## [Passage shown]
It’s barely after 5:30 a.m. I was awake until midnight. A bit later than usual, but these days it makes no difference how early I fall asleep. Eyes heavy my body pushing my mind back to sleep. Sometimes body wins and sleep comes again. Other times neither win out as I lay there not sleeping, but not starting the day either.
Body vs. Spirit
This is my struggle. Body so tired yet spirit wanting, but weak.
Of course I’m greeted by the view above when spirit wins the battle. So often though I allow my body to win. The morning rush then taking over and words soon forgotten.
Words flow to my mind early in the morning and late at night when I lay head to pillow. In the morning when the house is quiet and before the tasks of the day assault my mind. Before others can pull and tug at what they want from me.
On mornings when I start my day early I realize how much I can accomplish so one would think I would be more inclined to start my day when my mind tries to nudge my feet to floor so early.
Yes, it’s truly a battle. I think to myself “if I can just make it a habit. Habits overcome resistance.”
Steven Pressfield calls the struggle creatives fight against the resistance. And it’s true. There is resistance.

Page segmentation data
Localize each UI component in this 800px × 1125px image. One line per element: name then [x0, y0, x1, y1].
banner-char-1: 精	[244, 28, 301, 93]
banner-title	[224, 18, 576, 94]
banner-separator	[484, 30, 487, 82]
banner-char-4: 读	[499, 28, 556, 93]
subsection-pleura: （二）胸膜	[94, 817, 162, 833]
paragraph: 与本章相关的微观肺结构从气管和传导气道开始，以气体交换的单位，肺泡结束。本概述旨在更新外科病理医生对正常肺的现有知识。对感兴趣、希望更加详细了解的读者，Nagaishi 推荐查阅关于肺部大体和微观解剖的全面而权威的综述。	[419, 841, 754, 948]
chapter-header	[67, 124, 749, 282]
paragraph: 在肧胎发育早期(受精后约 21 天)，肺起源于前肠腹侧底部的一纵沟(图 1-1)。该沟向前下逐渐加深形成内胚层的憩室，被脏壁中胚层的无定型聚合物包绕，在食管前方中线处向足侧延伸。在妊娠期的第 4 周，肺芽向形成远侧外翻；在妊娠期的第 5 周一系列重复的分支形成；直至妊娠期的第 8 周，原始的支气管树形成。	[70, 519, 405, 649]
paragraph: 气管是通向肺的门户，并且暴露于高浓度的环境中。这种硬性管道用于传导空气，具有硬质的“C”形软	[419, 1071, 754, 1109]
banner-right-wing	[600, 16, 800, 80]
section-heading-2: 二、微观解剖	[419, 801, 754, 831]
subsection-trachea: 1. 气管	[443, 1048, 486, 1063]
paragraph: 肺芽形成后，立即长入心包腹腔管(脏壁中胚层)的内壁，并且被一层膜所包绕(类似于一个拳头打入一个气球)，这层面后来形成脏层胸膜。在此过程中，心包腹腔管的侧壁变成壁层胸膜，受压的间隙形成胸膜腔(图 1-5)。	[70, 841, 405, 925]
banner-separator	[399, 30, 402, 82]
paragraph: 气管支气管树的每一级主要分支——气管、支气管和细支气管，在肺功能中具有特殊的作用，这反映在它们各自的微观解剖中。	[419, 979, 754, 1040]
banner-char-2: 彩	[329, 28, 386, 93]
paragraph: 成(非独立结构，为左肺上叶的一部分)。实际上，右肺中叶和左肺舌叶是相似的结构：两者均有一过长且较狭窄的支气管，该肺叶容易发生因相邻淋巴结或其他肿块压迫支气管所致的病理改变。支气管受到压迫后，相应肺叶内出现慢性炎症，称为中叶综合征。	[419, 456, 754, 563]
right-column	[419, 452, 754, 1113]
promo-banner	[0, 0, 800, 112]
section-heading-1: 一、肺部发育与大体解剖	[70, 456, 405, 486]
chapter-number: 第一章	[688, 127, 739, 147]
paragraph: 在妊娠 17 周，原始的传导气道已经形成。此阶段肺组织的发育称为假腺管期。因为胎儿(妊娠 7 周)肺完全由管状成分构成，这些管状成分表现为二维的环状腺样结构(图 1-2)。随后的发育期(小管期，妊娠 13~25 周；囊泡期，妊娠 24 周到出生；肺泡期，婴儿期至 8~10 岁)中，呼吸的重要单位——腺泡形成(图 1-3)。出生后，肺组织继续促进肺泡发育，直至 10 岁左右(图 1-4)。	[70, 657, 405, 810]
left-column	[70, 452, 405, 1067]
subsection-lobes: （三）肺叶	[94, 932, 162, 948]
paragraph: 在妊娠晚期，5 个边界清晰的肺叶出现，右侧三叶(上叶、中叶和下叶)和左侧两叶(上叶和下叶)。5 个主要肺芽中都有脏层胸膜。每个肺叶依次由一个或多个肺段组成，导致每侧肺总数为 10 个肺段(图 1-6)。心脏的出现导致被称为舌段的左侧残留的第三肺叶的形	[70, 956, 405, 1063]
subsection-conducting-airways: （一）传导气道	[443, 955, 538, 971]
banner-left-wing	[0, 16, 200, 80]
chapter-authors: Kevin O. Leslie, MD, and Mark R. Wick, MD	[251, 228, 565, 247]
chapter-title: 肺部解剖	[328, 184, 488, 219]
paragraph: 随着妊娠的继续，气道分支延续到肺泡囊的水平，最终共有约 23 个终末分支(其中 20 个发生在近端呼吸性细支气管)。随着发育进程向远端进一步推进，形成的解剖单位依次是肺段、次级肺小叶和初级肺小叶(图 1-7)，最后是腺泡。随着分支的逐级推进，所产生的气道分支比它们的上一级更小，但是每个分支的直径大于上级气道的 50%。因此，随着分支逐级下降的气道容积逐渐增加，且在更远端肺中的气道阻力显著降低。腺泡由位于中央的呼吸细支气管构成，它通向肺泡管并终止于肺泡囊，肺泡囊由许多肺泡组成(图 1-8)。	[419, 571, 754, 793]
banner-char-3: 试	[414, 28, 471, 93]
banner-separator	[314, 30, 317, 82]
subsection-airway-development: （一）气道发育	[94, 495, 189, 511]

## [Problems to work on]
**a.** In the passage about early mornings, who is said to call the struggle creatives fight "the resistance"?
**b.** Carry the passage about early mornings forward from where it stops.
These records come from a separate source.

## [Answers to the tasks]
**a.** Steven Pressfield.

**b.**
I wonder if there is more to the resistance than we may realize. Especially for those of us whose faith and art wrap tightly with one another.
Is this resistance the enemy trying to suffocate the gifts God has given us to share?
God created man in His own image, in the image of God He created him; male and female He created them. – Genesis 1:27 NASB
I believe we are all creative in our own ways. No, some may not be defined as creatives, yet we are all gifted in some way. He created us in His image after all. The ultimate creator created us in His image. Perhaps the resistance is stronger for those defined as creatives. Though I can’t say for certain I wonder. Or is it because those of us who create with words, paint, music, and images release something so much a part of our spirit? People connect with music, words, art and images in a way unlike any other. And so often it’s how we connect with God. It’s how we connect others to their Creator.
Art Must Be Shared
Art must be shared. Why else would the need to create feel so strong? Because our art is a gift. And just as with grace if we hold on too tightly we strangle it. We must hold our gifts with open hands. Grasping our gifts, our art, too tightly hides their reflection of the Creator.
This is my challenge. Making a habit of carving out time each day to write. Blocking out distractions of the day and focusing on the words He gives. Somehow making it all work together in harmony.
In what aspects of life do you find yourself fighting the resistance?